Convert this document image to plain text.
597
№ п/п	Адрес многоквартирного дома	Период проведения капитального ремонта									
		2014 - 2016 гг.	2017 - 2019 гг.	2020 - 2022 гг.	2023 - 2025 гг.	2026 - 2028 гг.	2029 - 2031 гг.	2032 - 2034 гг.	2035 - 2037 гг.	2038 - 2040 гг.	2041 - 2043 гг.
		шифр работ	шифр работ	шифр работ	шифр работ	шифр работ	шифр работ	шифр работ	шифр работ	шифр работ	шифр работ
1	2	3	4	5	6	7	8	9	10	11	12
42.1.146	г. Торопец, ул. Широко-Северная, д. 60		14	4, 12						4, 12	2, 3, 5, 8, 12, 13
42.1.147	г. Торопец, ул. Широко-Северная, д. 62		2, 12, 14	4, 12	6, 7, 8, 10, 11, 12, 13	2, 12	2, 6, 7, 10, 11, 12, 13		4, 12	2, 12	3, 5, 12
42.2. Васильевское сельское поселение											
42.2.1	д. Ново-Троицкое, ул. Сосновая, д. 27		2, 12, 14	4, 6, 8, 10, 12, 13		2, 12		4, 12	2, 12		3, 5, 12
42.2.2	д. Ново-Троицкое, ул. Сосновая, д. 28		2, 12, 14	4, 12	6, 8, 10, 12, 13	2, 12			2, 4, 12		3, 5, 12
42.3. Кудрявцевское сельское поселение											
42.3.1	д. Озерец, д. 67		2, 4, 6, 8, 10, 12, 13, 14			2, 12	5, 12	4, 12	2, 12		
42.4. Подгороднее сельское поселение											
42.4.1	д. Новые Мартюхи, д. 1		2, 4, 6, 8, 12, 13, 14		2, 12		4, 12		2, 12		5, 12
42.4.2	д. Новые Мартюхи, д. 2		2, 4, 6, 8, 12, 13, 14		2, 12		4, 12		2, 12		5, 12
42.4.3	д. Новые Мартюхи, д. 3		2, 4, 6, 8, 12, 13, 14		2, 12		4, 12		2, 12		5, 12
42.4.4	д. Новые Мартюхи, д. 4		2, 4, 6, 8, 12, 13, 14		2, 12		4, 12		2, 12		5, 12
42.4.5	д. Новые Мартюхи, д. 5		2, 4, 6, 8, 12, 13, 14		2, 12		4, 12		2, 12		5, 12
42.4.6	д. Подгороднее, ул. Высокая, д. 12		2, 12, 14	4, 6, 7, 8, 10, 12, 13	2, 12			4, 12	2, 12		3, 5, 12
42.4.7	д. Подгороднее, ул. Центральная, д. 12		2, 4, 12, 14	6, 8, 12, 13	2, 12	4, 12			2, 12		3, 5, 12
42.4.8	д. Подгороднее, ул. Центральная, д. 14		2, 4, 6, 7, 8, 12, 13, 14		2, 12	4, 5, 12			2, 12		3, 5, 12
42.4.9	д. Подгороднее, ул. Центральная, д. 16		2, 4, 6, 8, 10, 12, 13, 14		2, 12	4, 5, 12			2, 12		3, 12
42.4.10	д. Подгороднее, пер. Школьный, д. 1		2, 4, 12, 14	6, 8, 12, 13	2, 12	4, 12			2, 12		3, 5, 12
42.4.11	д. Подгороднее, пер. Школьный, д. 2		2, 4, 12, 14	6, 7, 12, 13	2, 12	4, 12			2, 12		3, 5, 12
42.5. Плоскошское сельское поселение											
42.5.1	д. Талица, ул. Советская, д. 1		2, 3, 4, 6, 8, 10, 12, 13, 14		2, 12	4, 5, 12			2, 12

* * *

__EXERCISE TASK__
Lines in the records that hold the word "Троицкое" are to be counted; give only the total.

__TASK SOLUTION__
2